* [THE PROBLEM]: Write out the data below in full, unchanged, minus the images.

++++++++++++++++++++

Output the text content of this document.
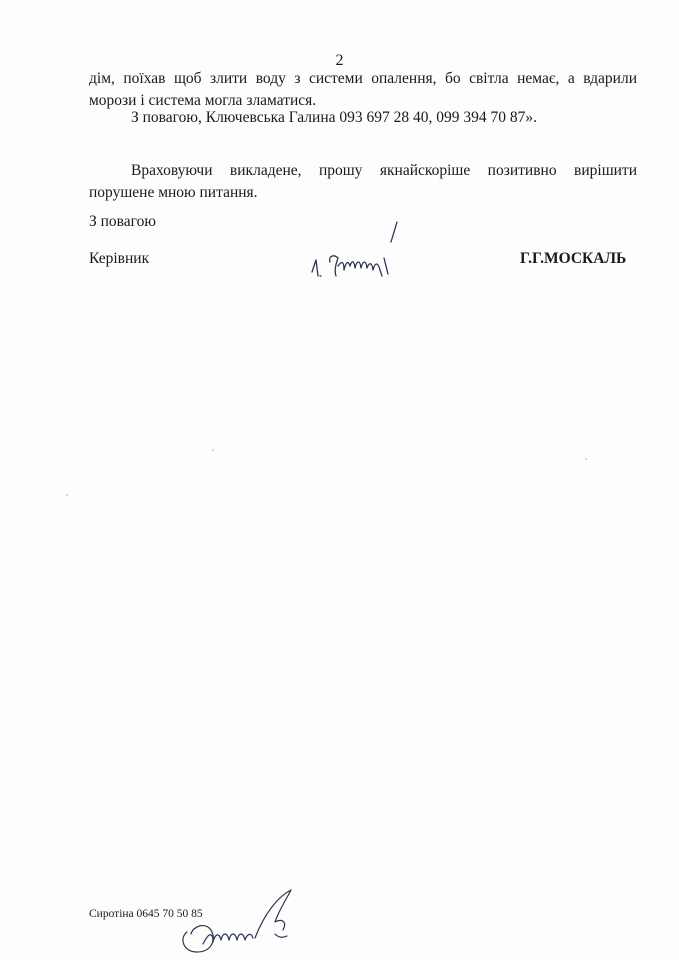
2
дім, поїхав щоб злити воду з системи опалення, бо світла немає, а вдарили
морози і система могла зламатися.
З повагою, Ключевська Галина 093 697 28 40, 099 394 70 87».
Враховуючи викладене, прошу якнайскоріше позитивно вирішити порушене мною питання.
З повагою
Керівник	Г.Г.МОСКАЛЬ
Сиротіна 0645 70 50 85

++++++++++++++++++++

* [RESULT OF THIS EXERCISE]:
Output the text content of this document.
2
дім, поїхав щоб злити воду з системи опалення, бо світла немає, а вдарили
морози і система могла зламатися.
З повагою, Ключевська Галина 093 697 28 40, 099 394 70 87».
Враховуючи викладене, прошу якнайскоріше позитивно вирішити порушене мною питання.
З повагою
Керівник	Г.Г.МОСКАЛЬ
Сиротіна 0645 70 50 85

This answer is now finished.